_REQUIRED TASK:_
Identify and reproduce every line holding the string "JSON".

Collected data

════════════════════

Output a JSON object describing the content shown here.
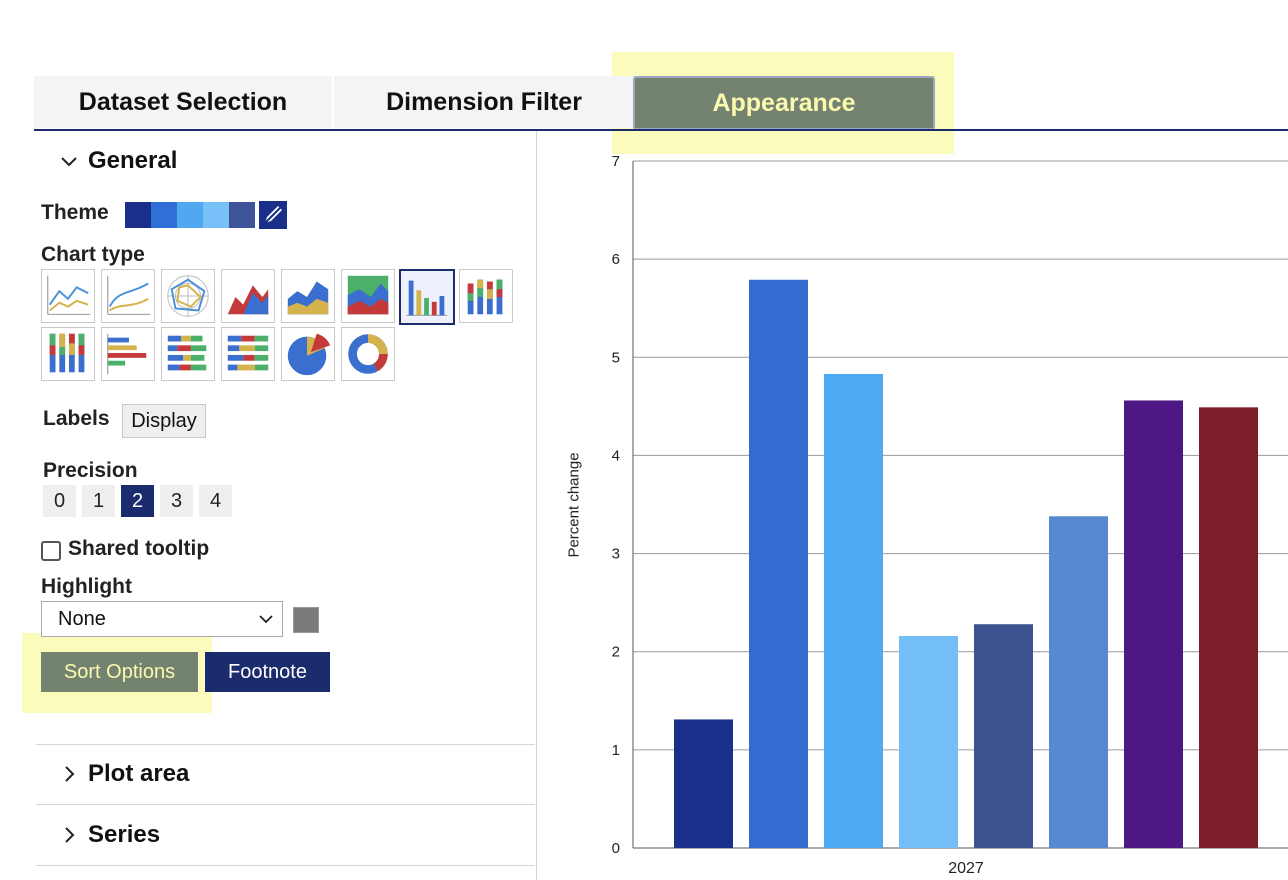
{
  "tabs": {
    "dataset_selection": "Dataset Selection",
    "dimension_filter": "Dimension Filter",
    "appearance": "Appearance"
  },
  "general": {
    "section_title": "General",
    "theme_label": "Theme",
    "theme_colors": [
      "#1a2f8a",
      "#2f6fd6",
      "#4fa8f0",
      "#78c0f8",
      "#3e5499"
    ],
    "chart_type_label": "Chart type",
    "chart_types": [
      "line",
      "smooth-line",
      "radar",
      "area",
      "stacked-area",
      "percent-area",
      "column",
      "stacked-column",
      "percent-column",
      "bar",
      "stacked-bar",
      "percent-bar",
      "pie",
      "donut"
    ],
    "selected_chart_type": "column",
    "labels_label": "Labels",
    "labels_button": "Display",
    "precision_label": "Precision",
    "precision_options": [
      "0",
      "1",
      "2",
      "3",
      "4"
    ],
    "precision_selected": "2",
    "shared_tooltip_label": "Shared tooltip",
    "shared_tooltip_checked": false,
    "highlight_label": "Highlight",
    "highlight_value": "None",
    "highlight_color": "#7a7a7a",
    "sort_options_button": "Sort Options",
    "footnote_button": "Footnote"
  },
  "sections": {
    "plot_area": "Plot area",
    "series": "Series"
  },
  "chart_data": {
    "type": "bar",
    "categories": [
      "2027"
    ],
    "series": [
      {
        "values": [
          1.31
        ],
        "color": "#1a2f8a"
      },
      {
        "values": [
          5.79
        ],
        "color": "#336cd0"
      },
      {
        "values": [
          4.83
        ],
        "color": "#4eaaf2"
      },
      {
        "values": [
          2.16
        ],
        "color": "#73bef7"
      },
      {
        "values": [
          2.28
        ],
        "color": "#3d528e"
      },
      {
        "values": [
          3.38
        ],
        "color": "#5689d0"
      },
      {
        "values": [
          4.56
        ],
        "color": "#4e1785"
      },
      {
        "values": [
          4.49
        ],
        "color": "#7e1e2a"
      }
    ],
    "ylabel": "Percent change",
    "ylim": [
      0,
      7
    ],
    "yticks": [
      "0",
      "1",
      "2",
      "3",
      "4",
      "5",
      "6",
      "7"
    ],
    "grid": true
  }
}
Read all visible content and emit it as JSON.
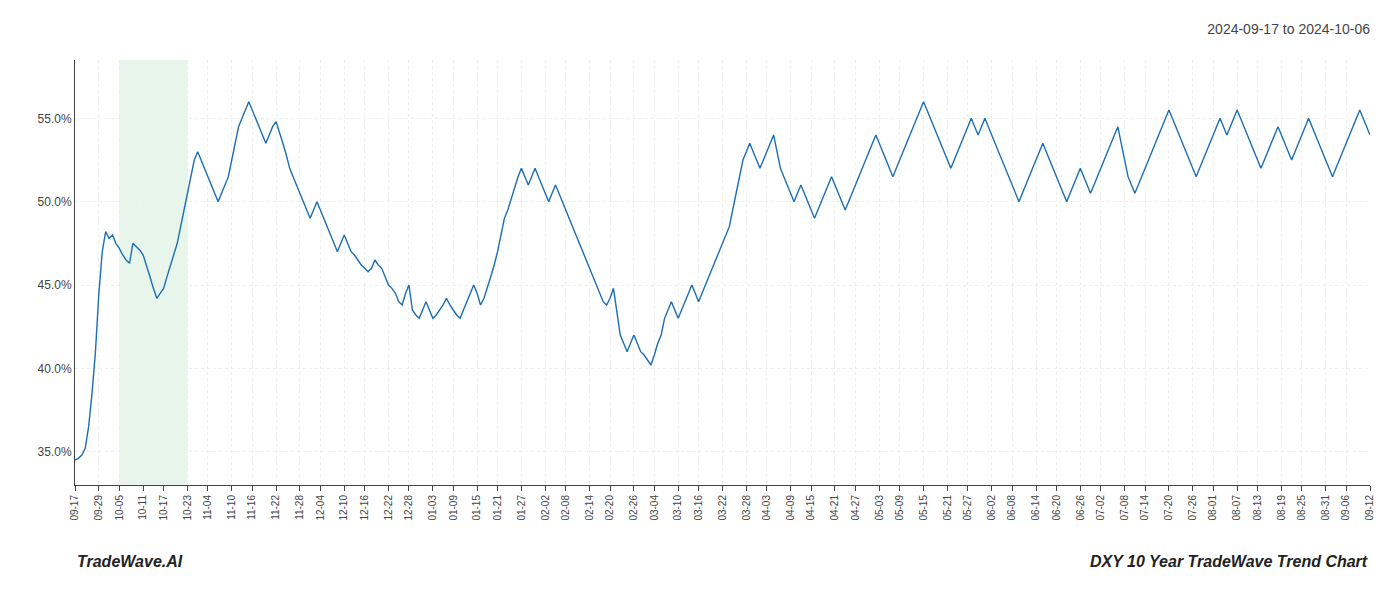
{
  "chart_data": {
    "type": "line",
    "title": "2024-09-17 to 2024-10-06",
    "annotations": [
      {
        "text": "TradeWave.AI"
      },
      {
        "text": "DXY 10 Year TradeWave Trend Chart"
      }
    ],
    "color": "#1c6eb4",
    "grid": true,
    "spans": [
      {
        "from": "10-05",
        "to": "10-23",
        "color": "#d4edda"
      }
    ],
    "ylim": [
      33.0,
      58.5
    ],
    "yticks": [
      {
        "value": 35.0,
        "label": "35.0%"
      },
      {
        "value": 40.0,
        "label": "40.0%"
      },
      {
        "value": 45.0,
        "label": "45.0%"
      },
      {
        "value": 50.0,
        "label": "50.0%"
      },
      {
        "value": 55.0,
        "label": "55.0%"
      }
    ],
    "categories": [
      "09-17",
      null,
      null,
      null,
      null,
      null,
      null,
      "09-29",
      null,
      null,
      null,
      null,
      null,
      "10-05",
      null,
      null,
      null,
      null,
      null,
      null,
      "10-11",
      null,
      null,
      null,
      null,
      null,
      "10-17",
      null,
      null,
      null,
      null,
      null,
      null,
      "10-23",
      null,
      null,
      null,
      null,
      null,
      "11-04",
      null,
      null,
      null,
      null,
      null,
      null,
      "11-10",
      null,
      null,
      null,
      null,
      null,
      "11-16",
      null,
      null,
      null,
      null,
      null,
      null,
      "11-22",
      null,
      null,
      null,
      null,
      null,
      null,
      "11-28",
      null,
      null,
      null,
      null,
      null,
      "12-04",
      null,
      null,
      null,
      null,
      null,
      null,
      "12-10",
      null,
      null,
      null,
      null,
      null,
      "12-16",
      null,
      null,
      null,
      null,
      null,
      null,
      "12-22",
      null,
      null,
      null,
      null,
      null,
      "12-28",
      null,
      null,
      null,
      null,
      null,
      null,
      "01-03",
      null,
      null,
      null,
      null,
      null,
      "01-09",
      null,
      null,
      null,
      null,
      null,
      null,
      "01-15",
      null,
      null,
      null,
      null,
      null,
      "01-21",
      null,
      null,
      null,
      null,
      null,
      null,
      "01-27",
      null,
      null,
      null,
      null,
      null,
      null,
      "02-02",
      null,
      null,
      null,
      null,
      null,
      "02-08",
      null,
      null,
      null,
      null,
      null,
      null,
      "02-14",
      null,
      null,
      null,
      null,
      null,
      "02-20",
      null,
      null,
      null,
      null,
      null,
      null,
      "02-26",
      null,
      null,
      null,
      null,
      null,
      "03-04",
      null,
      null,
      null,
      null,
      null,
      null,
      "03-10",
      null,
      null,
      null,
      null,
      null,
      "03-16",
      null,
      null,
      null,
      null,
      null,
      null,
      "03-22",
      null,
      null,
      null,
      null,
      null,
      null,
      "03-28",
      null,
      null,
      null,
      null,
      null,
      "04-03",
      null,
      null,
      null,
      null,
      null,
      null,
      "04-09",
      null,
      null,
      null,
      null,
      null,
      "04-15",
      null,
      null,
      null,
      null,
      null,
      null,
      "04-21",
      null,
      null,
      null,
      null,
      null,
      "04-27",
      null,
      null,
      null,
      null,
      null,
      null,
      "05-03",
      null,
      null,
      null,
      null,
      null,
      "05-09",
      null,
      null,
      null,
      null,
      null,
      null,
      "05-15",
      null,
      null,
      null,
      null,
      null,
      null,
      "05-21",
      null,
      null,
      null,
      null,
      null,
      "05-27",
      null,
      null,
      null,
      null,
      null,
      null,
      "06-02",
      null,
      null,
      null,
      null,
      null,
      "06-08",
      null,
      null,
      null,
      null,
      null,
      null,
      "06-14",
      null,
      null,
      null,
      null,
      null,
      "06-20",
      null,
      null,
      null,
      null,
      null,
      null,
      "06-26",
      null,
      null,
      null,
      null,
      null,
      "07-02",
      null,
      null,
      null,
      null,
      null,
      null,
      "07-08",
      null,
      null,
      null,
      null,
      null,
      "07-14",
      null,
      null,
      null,
      null,
      null,
      null,
      "07-20",
      null,
      null,
      null,
      null,
      null,
      null,
      "07-26",
      null,
      null,
      null,
      null,
      null,
      "08-01",
      null,
      null,
      null,
      null,
      null,
      null,
      "08-07",
      null,
      null,
      null,
      null,
      null,
      "08-13",
      null,
      null,
      null,
      null,
      null,
      null,
      "08-19",
      null,
      null,
      null,
      null,
      null,
      "08-25",
      null,
      null,
      null,
      null,
      null,
      null,
      "08-31",
      null,
      null,
      null,
      null,
      null,
      "09-06",
      null,
      null,
      null,
      null,
      null,
      null,
      "09-12"
    ],
    "values": [
      34.5,
      34.6,
      34.8,
      35.2,
      36.5,
      38.5,
      41.0,
      44.5,
      47.0,
      48.2,
      47.8,
      48.0,
      47.5,
      47.2,
      46.8,
      46.5,
      46.3,
      47.5,
      47.3,
      47.1,
      46.8,
      46.2,
      45.5,
      44.8,
      44.2,
      44.5,
      44.8,
      45.5,
      46.2,
      46.8,
      47.5,
      48.5,
      49.5,
      50.5,
      51.5,
      52.5,
      53.0,
      52.5,
      52.0,
      51.5,
      51.0,
      50.5,
      50.0,
      50.5,
      51.0,
      51.5,
      52.5,
      53.5,
      54.5,
      55.0,
      55.5,
      56.0,
      55.5,
      55.0,
      54.5,
      54.0,
      53.5,
      54.0,
      54.5,
      54.8,
      54.2,
      53.5,
      52.8,
      52.0,
      51.5,
      51.0,
      50.5,
      50.0,
      49.5,
      49.0,
      49.5,
      50.0,
      49.5,
      49.0,
      48.5,
      48.0,
      47.5,
      47.0,
      47.5,
      48.0,
      47.5,
      47.0,
      46.8,
      46.5,
      46.2,
      46.0,
      45.8,
      46.0,
      46.5,
      46.2,
      46.0,
      45.5,
      45.0,
      44.8,
      44.5,
      44.0,
      43.8,
      44.5,
      45.0,
      43.5,
      43.2,
      43.0,
      43.5,
      44.0,
      43.5,
      43.0,
      43.2,
      43.5,
      43.8,
      44.2,
      43.8,
      43.5,
      43.2,
      43.0,
      43.5,
      44.0,
      44.5,
      45.0,
      44.5,
      43.8,
      44.2,
      44.8,
      45.5,
      46.2,
      47.0,
      48.0,
      49.0,
      49.5,
      50.2,
      50.8,
      51.5,
      52.0,
      51.5,
      51.0,
      51.5,
      52.0,
      51.5,
      51.0,
      50.5,
      50.0,
      50.5,
      51.0,
      50.5,
      50.0,
      49.5,
      49.0,
      48.5,
      48.0,
      47.5,
      47.0,
      46.5,
      46.0,
      45.5,
      45.0,
      44.5,
      44.0,
      43.8,
      44.2,
      44.8,
      43.5,
      42.0,
      41.5,
      41.0,
      41.5,
      42.0,
      41.5,
      41.0,
      40.8,
      40.5,
      40.2,
      40.8,
      41.5,
      42.0,
      43.0,
      43.5,
      44.0,
      43.5,
      43.0,
      43.5,
      44.0,
      44.5,
      45.0,
      44.5,
      44.0,
      44.5,
      45.0,
      45.5,
      46.0,
      46.5,
      47.0,
      47.5,
      48.0,
      48.5,
      49.5,
      50.5,
      51.5,
      52.5,
      53.0,
      53.5,
      53.0,
      52.5,
      52.0,
      52.5,
      53.0,
      53.5,
      54.0,
      53.0,
      52.0,
      51.5,
      51.0,
      50.5,
      50.0,
      50.5,
      51.0,
      50.5,
      50.0,
      49.5,
      49.0,
      49.5,
      50.0,
      50.5,
      51.0,
      51.5,
      51.0,
      50.5,
      50.0,
      49.5,
      50.0,
      50.5,
      51.0,
      51.5,
      52.0,
      52.5,
      53.0,
      53.5,
      54.0,
      53.5,
      53.0,
      52.5,
      52.0,
      51.5,
      52.0,
      52.5,
      53.0,
      53.5,
      54.0,
      54.5,
      55.0,
      55.5,
      56.0,
      55.5,
      55.0,
      54.5,
      54.0,
      53.5,
      53.0,
      52.5,
      52.0,
      52.5,
      53.0,
      53.5,
      54.0,
      54.5,
      55.0,
      54.5,
      54.0,
      54.5,
      55.0,
      54.5,
      54.0,
      53.5,
      53.0,
      52.5,
      52.0,
      51.5,
      51.0,
      50.5,
      50.0,
      50.5,
      51.0,
      51.5,
      52.0,
      52.5,
      53.0,
      53.5,
      53.0,
      52.5,
      52.0,
      51.5,
      51.0,
      50.5,
      50.0,
      50.5,
      51.0,
      51.5,
      52.0,
      51.5,
      51.0,
      50.5,
      51.0,
      51.5,
      52.0,
      52.5,
      53.0,
      53.5,
      54.0,
      54.5,
      53.5,
      52.5,
      51.5,
      51.0,
      50.5,
      51.0,
      51.5,
      52.0,
      52.5,
      53.0,
      53.5,
      54.0,
      54.5,
      55.0,
      55.5,
      55.0,
      54.5,
      54.0,
      53.5,
      53.0,
      52.5,
      52.0,
      51.5,
      52.0,
      52.5,
      53.0,
      53.5,
      54.0,
      54.5,
      55.0,
      54.5,
      54.0,
      54.5,
      55.0,
      55.5,
      55.0,
      54.5,
      54.0,
      53.5,
      53.0,
      52.5,
      52.0,
      52.5,
      53.0,
      53.5,
      54.0,
      54.5,
      54.0,
      53.5,
      53.0,
      52.5,
      53.0,
      53.5,
      54.0,
      54.5,
      55.0,
      54.5,
      54.0,
      53.5,
      53.0,
      52.5,
      52.0,
      51.5,
      52.0,
      52.5,
      53.0,
      53.5,
      54.0,
      54.5,
      55.0,
      55.5,
      55.0,
      54.5,
      54.0
    ]
  }
}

════════════════════

_TASK SOLUTION:_
Output a JSON object describing the content shown here.
Read all visible content and emit it as JSON.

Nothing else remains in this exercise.